◆ WORK TO DO ◆
In the listing below, identify each line with the word "name" and return those lines.

────

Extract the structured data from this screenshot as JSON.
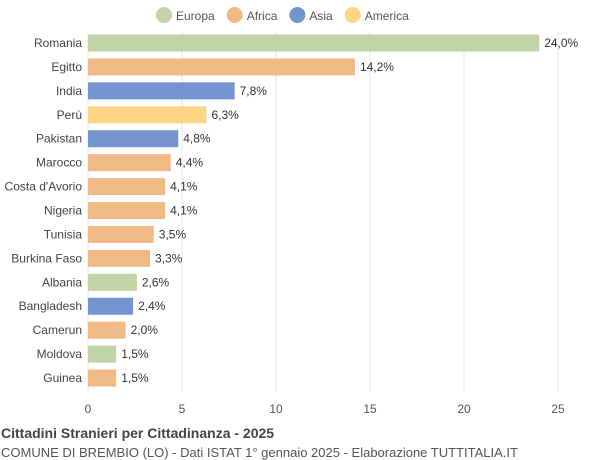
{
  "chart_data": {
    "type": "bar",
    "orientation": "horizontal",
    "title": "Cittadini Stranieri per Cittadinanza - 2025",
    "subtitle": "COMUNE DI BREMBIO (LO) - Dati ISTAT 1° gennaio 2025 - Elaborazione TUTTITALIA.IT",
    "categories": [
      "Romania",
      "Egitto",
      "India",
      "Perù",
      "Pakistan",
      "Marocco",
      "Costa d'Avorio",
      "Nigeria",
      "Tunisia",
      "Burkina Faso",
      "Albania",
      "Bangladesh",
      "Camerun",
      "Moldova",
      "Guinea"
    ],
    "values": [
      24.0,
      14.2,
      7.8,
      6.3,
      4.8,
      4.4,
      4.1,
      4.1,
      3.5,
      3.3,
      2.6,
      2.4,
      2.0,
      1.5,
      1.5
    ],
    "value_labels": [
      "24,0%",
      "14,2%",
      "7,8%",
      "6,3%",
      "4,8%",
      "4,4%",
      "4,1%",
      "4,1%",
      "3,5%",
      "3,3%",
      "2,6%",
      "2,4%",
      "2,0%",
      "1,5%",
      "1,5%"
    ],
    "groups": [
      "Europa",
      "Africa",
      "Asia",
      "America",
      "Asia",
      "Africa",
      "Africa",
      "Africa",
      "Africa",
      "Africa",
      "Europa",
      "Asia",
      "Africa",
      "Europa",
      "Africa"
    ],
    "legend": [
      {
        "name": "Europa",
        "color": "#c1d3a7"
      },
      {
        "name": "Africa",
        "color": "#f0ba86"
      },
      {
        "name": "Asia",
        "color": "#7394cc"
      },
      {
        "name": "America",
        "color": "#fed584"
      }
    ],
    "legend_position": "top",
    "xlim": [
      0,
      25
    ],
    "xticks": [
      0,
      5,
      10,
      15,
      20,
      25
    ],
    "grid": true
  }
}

────

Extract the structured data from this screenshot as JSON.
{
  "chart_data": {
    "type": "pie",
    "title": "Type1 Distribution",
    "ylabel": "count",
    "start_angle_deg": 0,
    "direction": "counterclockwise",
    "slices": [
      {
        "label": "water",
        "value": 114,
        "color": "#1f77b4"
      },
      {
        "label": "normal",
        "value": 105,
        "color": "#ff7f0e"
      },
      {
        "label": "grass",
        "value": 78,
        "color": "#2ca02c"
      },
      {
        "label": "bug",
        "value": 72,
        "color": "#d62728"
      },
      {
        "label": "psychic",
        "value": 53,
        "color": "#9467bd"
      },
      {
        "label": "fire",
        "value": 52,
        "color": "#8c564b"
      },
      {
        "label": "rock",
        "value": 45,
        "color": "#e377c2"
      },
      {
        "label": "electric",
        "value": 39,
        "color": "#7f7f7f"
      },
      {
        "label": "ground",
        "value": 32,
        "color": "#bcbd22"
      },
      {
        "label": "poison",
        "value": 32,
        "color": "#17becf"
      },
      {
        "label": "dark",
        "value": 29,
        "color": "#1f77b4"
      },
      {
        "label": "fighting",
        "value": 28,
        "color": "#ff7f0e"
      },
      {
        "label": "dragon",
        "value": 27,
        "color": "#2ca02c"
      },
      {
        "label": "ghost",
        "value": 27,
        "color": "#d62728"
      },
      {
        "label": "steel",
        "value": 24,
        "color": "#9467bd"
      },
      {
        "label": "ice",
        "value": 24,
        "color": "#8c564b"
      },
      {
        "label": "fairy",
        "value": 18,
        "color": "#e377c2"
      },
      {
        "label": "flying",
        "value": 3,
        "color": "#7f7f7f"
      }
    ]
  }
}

────

◆ OUTPUT OF THE EXERCISE ◆
        "name": "Europa",
        "name": "Africa",
        "name": "Asia",
        "name": "America",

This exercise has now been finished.